TASK REQUIREMENTS: Give every line below again, exactly.

[Extracted data entries]

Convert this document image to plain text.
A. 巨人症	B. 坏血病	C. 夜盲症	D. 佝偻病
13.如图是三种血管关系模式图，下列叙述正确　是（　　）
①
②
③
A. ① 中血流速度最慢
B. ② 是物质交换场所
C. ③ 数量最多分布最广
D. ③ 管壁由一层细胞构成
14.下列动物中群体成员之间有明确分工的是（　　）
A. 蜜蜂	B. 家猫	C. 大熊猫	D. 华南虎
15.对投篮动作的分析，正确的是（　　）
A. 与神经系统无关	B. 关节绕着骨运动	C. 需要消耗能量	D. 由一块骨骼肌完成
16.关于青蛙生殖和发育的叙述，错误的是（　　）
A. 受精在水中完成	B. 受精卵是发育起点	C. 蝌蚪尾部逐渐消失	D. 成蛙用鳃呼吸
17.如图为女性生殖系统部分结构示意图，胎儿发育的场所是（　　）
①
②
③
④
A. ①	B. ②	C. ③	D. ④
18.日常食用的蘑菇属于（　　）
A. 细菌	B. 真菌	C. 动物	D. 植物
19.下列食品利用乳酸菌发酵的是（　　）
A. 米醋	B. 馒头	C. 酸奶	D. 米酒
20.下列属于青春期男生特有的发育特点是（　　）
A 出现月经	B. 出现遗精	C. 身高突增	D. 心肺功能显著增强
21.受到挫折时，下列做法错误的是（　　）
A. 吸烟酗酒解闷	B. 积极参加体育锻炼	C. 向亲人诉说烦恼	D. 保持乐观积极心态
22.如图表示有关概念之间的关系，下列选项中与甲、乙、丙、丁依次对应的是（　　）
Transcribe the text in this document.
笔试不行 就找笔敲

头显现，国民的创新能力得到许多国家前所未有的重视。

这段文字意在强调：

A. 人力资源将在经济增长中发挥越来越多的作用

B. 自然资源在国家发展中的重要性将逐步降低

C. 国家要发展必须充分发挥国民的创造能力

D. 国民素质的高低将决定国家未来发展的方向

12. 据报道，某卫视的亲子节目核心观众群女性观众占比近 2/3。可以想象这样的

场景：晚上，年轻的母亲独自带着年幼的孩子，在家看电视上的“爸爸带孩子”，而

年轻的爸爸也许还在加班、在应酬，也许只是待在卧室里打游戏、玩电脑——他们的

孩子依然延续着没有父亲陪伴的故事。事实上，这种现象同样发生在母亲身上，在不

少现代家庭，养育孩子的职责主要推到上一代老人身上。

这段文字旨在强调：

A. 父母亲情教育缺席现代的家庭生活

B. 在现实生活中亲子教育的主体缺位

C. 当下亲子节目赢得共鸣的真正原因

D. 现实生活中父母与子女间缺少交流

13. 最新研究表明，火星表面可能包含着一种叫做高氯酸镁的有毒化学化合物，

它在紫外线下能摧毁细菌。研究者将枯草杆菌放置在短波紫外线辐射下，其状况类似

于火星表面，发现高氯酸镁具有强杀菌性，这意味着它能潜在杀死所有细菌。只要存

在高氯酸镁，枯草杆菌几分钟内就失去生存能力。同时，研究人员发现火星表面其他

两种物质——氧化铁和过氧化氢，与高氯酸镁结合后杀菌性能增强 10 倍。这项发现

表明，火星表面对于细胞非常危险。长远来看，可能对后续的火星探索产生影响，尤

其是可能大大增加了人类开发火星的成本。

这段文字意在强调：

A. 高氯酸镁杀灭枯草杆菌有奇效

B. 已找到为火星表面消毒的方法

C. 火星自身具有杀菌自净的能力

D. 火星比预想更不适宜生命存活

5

WRITTEN RESPONSE:
Convert this document image to plain text.
A. 巨人症	B. 坏血病	C. 夜盲症	D. 佝偻病
13.如图是三种血管关系模式图，下列叙述正确　是（　　）
①
②
③
A. ① 中血流速度最慢
B. ② 是物质交换场所
C. ③ 数量最多分布最广
D. ③ 管壁由一层细胞构成
14.下列动物中群体成员之间有明确分工的是（　　）
A. 蜜蜂	B. 家猫	C. 大熊猫	D. 华南虎
15.对投篮动作的分析，正确的是（　　）
A. 与神经系统无关	B. 关节绕着骨运动	C. 需要消耗能量	D. 由一块骨骼肌完成
16.关于青蛙生殖和发育的叙述，错误的是（　　）
A. 受精在水中完成	B. 受精卵是发育起点	C. 蝌蚪尾部逐渐消失	D. 成蛙用鳃呼吸
17.如图为女性生殖系统部分结构示意图，胎儿发育的场所是（　　）
①
②
③
④
A. ①	B. ②	C. ③	D. ④
18.日常食用的蘑菇属于（　　）
A. 细菌	B. 真菌	C. 动物	D. 植物
19.下列食品利用乳酸菌发酵的是（　　）
A. 米醋	B. 馒头	C. 酸奶	D. 米酒
20.下列属于青春期男生特有的发育特点是（　　）
A 出现月经	B. 出现遗精	C. 身高突增	D. 心肺功能显著增强
21.受到挫折时，下列做法错误的是（　　）
A. 吸烟酗酒解闷	B. 积极参加体育锻炼	C. 向亲人诉说烦恼	D. 保持乐观积极心态
22.如图表示有关概念之间的关系，下列选项中与甲、乙、丙、丁依次对应的是（　　）
Transcribe the text in this document.
笔试不行 就找笔敲

头显现，国民的创新能力得到许多国家前所未有的重视。

这段文字意在强调：

A. 人力资源将在经济增长中发挥越来越多的作用

B. 自然资源在国家发展中的重要性将逐步降低

C. 国家要发展必须充分发挥国民的创造能力

D. 国民素质的高低将决定国家未来发展的方向

12. 据报道，某卫视的亲子节目核心观众群女性观众占比近 2/3。可以想象这样的

场景：晚上，年轻的母亲独自带着年幼的孩子，在家看电视上的“爸爸带孩子”，而

年轻的爸爸也许还在加班、在应酬，也许只是待在卧室里打游戏、玩电脑——他们的

孩子依然延续着没有父亲陪伴的故事。事实上，这种现象同样发生在母亲身上，在不

少现代家庭，养育孩子的职责主要推到上一代老人身上。

这段文字旨在强调：

A. 父母亲情教育缺席现代的家庭生活

B. 在现实生活中亲子教育的主体缺位

C. 当下亲子节目赢得共鸣的真正原因

D. 现实生活中父母与子女间缺少交流

13. 最新研究表明，火星表面可能包含着一种叫做高氯酸镁的有毒化学化合物，

它在紫外线下能摧毁细菌。研究者将枯草杆菌放置在短波紫外线辐射下，其状况类似

于火星表面，发现高氯酸镁具有强杀菌性，这意味着它能潜在杀死所有细菌。只要存

在高氯酸镁，枯草杆菌几分钟内就失去生存能力。同时，研究人员发现火星表面其他

两种物质——氧化铁和过氧化氢，与高氯酸镁结合后杀菌性能增强 10 倍。这项发现

表明，火星表面对于细胞非常危险。长远来看，可能对后续的火星探索产生影响，尤

其是可能大大增加了人类开发火星的成本。

这段文字意在强调：

A. 高氯酸镁杀灭枯草杆菌有奇效

B. 已找到为火星表面消毒的方法

C. 火星自身具有杀菌自净的能力

D. 火星比预想更不适宜生命存活

5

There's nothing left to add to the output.